Take each line that has the word "Crude" and return it.
** begin **
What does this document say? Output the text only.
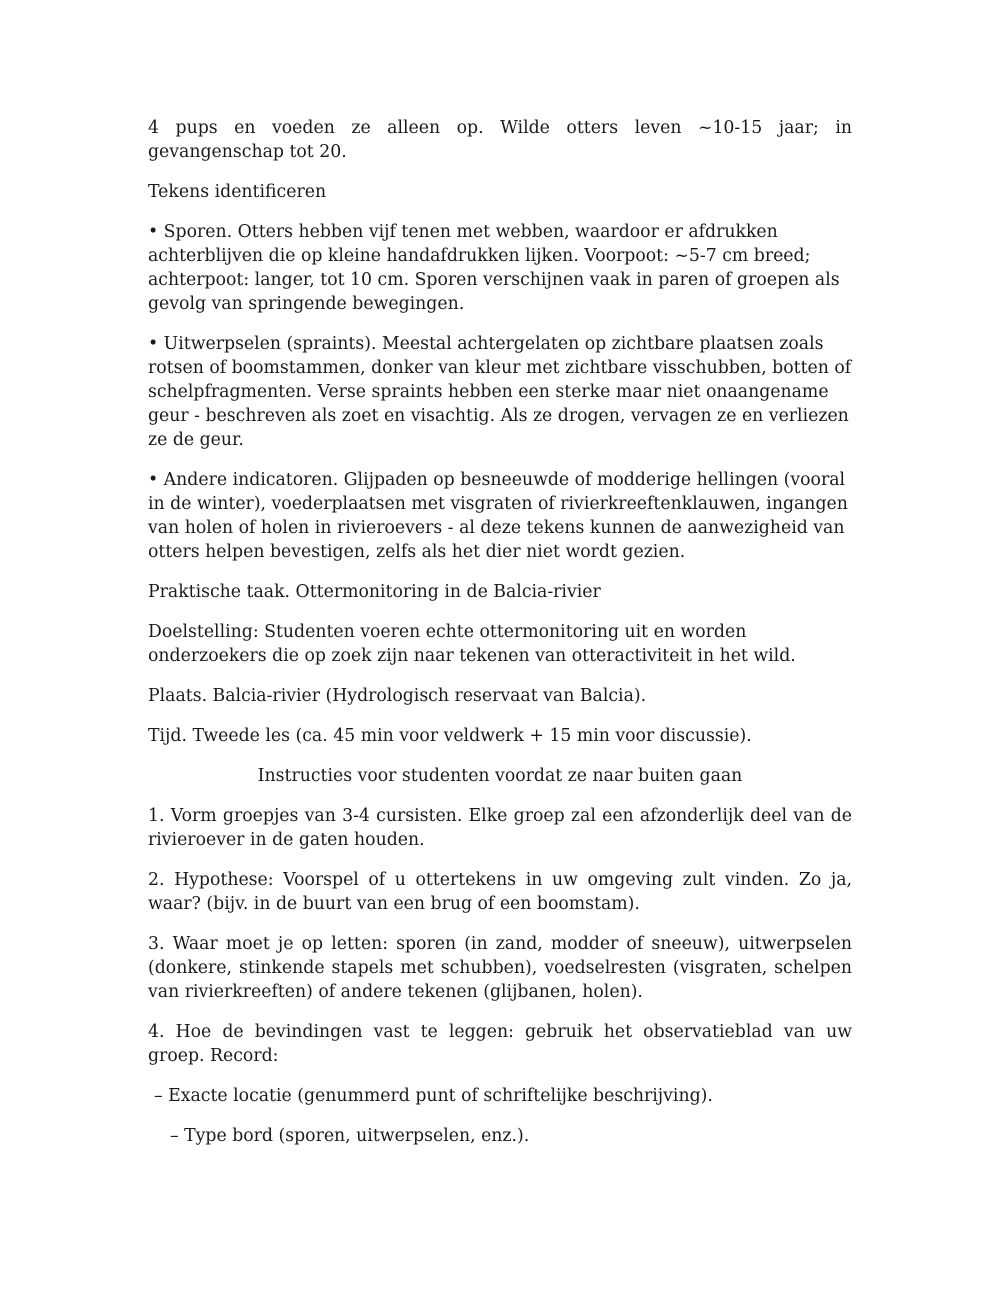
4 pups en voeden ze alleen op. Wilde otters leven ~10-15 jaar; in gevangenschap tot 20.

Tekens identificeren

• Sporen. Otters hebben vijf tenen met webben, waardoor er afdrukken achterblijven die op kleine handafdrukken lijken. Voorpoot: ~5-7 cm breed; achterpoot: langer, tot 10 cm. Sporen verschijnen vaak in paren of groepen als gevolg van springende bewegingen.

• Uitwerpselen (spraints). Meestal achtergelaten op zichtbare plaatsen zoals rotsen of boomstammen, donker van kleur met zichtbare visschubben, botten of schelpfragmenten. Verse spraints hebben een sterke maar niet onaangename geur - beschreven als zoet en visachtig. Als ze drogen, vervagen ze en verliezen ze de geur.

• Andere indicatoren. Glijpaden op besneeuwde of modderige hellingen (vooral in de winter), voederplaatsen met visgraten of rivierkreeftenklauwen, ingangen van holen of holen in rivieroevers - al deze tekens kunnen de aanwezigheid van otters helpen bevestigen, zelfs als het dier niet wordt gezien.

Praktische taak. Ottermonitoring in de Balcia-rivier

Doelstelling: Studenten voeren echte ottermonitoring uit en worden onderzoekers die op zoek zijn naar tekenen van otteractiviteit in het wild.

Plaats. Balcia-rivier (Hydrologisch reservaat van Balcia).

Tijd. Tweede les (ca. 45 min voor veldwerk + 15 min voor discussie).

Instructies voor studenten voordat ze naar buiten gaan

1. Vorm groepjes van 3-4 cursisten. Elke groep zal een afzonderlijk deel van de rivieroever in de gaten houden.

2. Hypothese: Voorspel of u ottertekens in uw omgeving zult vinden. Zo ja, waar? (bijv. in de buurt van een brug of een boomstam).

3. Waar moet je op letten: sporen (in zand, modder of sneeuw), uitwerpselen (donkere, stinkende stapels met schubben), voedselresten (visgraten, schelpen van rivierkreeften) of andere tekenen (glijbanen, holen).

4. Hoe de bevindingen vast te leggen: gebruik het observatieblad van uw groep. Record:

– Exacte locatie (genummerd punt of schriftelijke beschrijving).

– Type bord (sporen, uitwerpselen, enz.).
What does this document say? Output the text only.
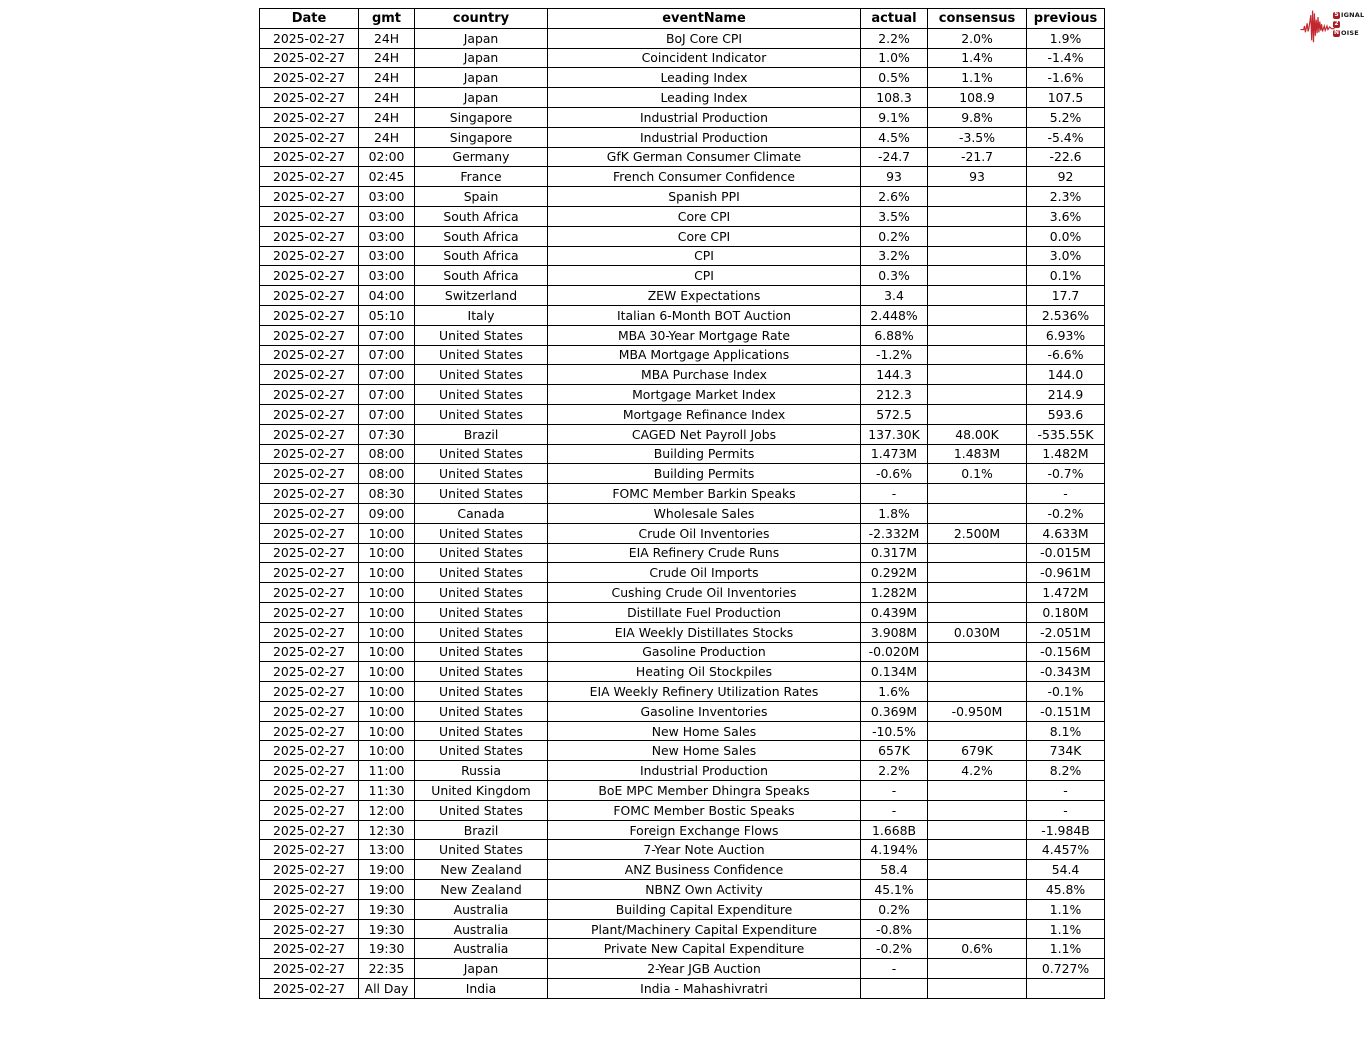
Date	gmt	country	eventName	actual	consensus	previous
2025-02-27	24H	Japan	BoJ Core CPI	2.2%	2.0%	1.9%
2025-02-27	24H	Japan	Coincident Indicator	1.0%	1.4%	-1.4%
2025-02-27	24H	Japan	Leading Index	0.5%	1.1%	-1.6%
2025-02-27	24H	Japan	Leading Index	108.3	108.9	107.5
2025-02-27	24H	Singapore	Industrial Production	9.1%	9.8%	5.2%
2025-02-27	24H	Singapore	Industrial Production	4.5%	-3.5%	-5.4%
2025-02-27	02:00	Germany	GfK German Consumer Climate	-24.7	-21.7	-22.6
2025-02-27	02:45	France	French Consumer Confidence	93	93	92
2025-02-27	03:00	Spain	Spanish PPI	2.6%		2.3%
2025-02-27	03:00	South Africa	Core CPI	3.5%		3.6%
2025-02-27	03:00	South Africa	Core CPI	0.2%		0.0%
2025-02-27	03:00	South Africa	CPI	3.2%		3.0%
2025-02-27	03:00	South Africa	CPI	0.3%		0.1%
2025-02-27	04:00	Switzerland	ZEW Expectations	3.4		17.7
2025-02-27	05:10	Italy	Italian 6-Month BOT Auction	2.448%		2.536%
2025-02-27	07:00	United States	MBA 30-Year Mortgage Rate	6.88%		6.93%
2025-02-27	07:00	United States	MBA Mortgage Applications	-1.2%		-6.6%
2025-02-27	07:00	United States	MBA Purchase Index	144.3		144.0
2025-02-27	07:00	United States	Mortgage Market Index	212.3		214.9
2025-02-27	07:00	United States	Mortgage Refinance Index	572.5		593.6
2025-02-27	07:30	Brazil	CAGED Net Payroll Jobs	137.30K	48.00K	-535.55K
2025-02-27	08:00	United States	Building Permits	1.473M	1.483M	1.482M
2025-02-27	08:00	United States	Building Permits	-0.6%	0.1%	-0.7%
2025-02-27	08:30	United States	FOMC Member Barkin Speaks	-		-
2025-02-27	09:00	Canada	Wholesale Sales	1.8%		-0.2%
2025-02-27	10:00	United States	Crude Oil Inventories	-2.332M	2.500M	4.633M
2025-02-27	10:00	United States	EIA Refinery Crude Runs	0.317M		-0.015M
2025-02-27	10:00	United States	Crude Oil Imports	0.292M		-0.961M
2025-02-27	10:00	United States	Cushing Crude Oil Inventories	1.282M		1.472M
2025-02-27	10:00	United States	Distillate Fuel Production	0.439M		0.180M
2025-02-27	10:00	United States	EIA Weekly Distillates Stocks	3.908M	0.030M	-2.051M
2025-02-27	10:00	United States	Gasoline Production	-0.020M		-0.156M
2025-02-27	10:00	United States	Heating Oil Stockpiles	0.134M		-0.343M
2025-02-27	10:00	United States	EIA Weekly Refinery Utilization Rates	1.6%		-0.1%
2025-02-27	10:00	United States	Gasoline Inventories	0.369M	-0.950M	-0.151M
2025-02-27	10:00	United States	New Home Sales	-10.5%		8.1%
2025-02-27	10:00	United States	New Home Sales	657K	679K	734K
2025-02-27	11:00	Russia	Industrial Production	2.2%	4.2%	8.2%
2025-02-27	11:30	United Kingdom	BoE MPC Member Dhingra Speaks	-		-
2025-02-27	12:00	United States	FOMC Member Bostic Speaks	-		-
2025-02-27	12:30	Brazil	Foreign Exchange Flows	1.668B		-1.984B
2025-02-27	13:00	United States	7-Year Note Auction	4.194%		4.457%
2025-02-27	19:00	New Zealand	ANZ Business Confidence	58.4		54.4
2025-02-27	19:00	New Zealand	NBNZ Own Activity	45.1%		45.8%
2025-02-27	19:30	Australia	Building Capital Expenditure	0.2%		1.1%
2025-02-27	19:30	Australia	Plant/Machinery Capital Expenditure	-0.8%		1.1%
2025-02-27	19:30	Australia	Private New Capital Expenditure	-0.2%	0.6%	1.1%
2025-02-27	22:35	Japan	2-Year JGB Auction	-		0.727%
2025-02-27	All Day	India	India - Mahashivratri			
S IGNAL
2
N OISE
** end **
Solved problem:
2025-02-27	10:00	United States	Crude Oil Inventories	-2.332M	2.500M	4.633M
2025-02-27	10:00	United States	EIA Refinery Crude Runs	0.317M		-0.015M
2025-02-27	10:00	United States	Crude Oil Imports	0.292M		-0.961M
2025-02-27	10:00	United States	Cushing Crude Oil Inventories	1.282M		1.472M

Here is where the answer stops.